→ WORK TO DO
In the data below, find each line containing the string "exercises" and return it.

→ PROVIDED DATA
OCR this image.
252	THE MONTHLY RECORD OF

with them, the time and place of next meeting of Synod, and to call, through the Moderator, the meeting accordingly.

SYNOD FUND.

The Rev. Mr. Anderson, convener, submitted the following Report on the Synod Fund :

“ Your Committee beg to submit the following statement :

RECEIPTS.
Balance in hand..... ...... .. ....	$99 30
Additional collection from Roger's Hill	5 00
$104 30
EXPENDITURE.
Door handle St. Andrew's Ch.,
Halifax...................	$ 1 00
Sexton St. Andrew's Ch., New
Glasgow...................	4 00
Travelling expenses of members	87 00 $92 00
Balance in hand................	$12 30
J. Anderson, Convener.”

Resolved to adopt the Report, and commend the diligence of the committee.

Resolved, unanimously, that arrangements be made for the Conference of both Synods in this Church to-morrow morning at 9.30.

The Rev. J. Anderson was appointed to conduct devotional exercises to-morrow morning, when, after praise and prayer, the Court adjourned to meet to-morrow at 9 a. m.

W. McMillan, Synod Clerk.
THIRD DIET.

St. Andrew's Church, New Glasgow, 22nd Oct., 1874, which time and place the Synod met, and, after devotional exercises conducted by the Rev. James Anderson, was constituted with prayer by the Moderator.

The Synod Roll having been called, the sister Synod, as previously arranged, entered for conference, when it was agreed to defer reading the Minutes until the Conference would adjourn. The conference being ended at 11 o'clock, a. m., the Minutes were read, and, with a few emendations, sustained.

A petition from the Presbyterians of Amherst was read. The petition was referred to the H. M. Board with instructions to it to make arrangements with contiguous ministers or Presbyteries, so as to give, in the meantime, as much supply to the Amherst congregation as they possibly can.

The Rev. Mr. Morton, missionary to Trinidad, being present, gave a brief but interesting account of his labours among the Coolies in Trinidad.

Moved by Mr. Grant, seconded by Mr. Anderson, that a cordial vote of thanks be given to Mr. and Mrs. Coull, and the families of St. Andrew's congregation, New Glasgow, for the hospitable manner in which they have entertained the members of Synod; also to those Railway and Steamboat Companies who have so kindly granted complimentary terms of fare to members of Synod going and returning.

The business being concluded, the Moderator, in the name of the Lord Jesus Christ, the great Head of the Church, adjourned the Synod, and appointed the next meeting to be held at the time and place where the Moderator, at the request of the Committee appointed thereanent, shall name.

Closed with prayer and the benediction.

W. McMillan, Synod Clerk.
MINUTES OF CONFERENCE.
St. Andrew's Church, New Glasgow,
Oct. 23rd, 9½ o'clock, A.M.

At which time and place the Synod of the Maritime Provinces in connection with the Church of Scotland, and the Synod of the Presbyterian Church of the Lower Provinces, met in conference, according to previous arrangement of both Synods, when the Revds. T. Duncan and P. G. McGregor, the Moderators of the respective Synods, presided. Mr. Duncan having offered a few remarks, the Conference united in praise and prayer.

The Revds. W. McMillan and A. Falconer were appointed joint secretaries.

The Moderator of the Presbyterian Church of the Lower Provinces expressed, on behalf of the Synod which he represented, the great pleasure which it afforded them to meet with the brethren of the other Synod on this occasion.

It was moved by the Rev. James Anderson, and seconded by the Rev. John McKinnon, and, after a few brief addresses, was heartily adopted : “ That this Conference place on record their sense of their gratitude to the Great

→ THE SOLUTION
The Rev. J. Anderson was appointed to conduct devotional exercises to-morrow morning, when, after praise and prayer, the Court adjourned to meet to-morrow at 9 a. m.
St. Andrew's Church, New Glasgow, 22nd Oct., 1874, which time and place the Synod met, and, after devotional exercises conducted by the Rev. James Anderson, was constituted with prayer by the Moderator.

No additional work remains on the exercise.